Rows from a layout dataset
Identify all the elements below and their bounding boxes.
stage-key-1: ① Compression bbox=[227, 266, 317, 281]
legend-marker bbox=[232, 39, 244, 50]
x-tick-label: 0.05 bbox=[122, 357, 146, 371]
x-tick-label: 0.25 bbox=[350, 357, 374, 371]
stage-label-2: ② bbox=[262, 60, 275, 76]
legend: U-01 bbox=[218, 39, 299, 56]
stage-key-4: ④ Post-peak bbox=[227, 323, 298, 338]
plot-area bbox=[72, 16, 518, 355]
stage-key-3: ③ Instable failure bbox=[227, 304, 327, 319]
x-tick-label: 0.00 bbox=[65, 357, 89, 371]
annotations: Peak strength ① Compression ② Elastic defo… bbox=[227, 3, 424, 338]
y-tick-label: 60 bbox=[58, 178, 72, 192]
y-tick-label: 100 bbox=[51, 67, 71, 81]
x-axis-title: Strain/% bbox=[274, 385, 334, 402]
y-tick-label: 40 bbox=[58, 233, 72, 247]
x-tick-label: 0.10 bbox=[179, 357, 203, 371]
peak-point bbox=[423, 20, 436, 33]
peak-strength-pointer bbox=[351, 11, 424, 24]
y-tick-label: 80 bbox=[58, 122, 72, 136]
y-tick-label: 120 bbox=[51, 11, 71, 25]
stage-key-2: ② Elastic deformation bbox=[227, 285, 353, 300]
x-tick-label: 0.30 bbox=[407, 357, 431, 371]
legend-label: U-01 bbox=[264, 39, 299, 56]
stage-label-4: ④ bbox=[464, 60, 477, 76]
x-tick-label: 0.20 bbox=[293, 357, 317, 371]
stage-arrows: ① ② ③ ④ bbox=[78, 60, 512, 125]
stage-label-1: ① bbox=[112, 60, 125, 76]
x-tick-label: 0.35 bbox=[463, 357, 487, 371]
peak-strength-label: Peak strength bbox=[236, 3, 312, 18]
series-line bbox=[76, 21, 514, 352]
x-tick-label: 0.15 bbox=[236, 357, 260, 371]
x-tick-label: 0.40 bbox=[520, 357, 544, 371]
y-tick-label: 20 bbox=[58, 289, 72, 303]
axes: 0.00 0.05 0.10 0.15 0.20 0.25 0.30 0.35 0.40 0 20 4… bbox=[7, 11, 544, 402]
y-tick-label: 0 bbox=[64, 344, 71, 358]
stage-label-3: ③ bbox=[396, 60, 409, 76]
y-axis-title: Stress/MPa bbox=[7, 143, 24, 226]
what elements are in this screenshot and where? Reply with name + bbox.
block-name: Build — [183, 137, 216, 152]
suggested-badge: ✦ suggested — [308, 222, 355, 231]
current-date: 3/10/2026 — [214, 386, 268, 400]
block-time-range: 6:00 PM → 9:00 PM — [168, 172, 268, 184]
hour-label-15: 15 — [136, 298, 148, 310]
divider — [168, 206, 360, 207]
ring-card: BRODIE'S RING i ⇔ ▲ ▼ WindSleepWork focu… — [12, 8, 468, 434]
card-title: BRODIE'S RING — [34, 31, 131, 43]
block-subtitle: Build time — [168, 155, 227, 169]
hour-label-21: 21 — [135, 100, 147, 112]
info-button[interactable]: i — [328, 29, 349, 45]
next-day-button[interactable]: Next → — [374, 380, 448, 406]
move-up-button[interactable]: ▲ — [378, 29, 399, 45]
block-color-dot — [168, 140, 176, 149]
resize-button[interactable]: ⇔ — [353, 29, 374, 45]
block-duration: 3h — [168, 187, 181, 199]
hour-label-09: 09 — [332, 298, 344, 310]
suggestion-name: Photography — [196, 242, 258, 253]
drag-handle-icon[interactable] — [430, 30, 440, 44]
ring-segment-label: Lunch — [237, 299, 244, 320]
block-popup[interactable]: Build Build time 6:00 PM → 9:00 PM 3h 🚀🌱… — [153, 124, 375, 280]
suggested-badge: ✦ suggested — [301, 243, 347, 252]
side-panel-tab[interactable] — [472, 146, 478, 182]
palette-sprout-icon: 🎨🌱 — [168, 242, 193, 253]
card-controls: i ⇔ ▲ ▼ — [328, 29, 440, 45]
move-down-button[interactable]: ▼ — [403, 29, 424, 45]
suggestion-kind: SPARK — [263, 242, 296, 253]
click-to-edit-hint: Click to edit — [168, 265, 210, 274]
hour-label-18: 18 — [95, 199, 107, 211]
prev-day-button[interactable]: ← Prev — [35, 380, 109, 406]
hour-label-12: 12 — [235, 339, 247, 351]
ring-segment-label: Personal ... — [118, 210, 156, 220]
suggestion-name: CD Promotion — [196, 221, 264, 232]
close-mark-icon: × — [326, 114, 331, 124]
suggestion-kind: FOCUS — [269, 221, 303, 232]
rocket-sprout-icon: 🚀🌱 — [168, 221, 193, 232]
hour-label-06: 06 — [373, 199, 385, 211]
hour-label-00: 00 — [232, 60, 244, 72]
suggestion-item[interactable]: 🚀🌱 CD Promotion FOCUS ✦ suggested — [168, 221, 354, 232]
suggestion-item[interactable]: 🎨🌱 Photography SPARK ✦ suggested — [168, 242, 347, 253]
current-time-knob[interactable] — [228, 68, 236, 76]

__What to work on__: Locate each line of the material above that contains the string "Promotion" and copy it out, treating uppercase and lowercase letters as different.

__Expected output__:
suggestion-name: CD Promotion — [196, 221, 264, 232]
suggestion-item[interactable]: 🚀🌱 CD Promotion FOCUS ✦ suggested — [168, 221, 354, 232]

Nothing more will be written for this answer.